What you return should match the data below exactly, with every entry reproduced.
=======
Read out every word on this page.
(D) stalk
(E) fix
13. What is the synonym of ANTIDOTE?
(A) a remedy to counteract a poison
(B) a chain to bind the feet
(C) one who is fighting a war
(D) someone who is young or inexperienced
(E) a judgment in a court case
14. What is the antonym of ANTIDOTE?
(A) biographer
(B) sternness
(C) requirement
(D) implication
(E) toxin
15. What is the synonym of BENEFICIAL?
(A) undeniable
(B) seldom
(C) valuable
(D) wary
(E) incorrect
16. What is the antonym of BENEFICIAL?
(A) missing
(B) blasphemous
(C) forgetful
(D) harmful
=======
EXERCISE RESPONSE ->
Read out every word on this page.
(D) stalk
(E) fix
13. What is the synonym of ANTIDOTE?
(A) a remedy to counteract a poison
(B) a chain to bind the feet
(C) one who is fighting a war
(D) someone who is young or inexperienced
(E) a judgment in a court case
14. What is the antonym of ANTIDOTE?
(A) biographer
(B) sternness
(C) requirement
(D) implication
(E) toxin
15. What is the synonym of BENEFICIAL?
(A) undeniable
(B) seldom
(C) valuable
(D) wary
(E) incorrect
16. What is the antonym of BENEFICIAL?
(A) missing
(B) blasphemous
(C) forgetful
(D) harmful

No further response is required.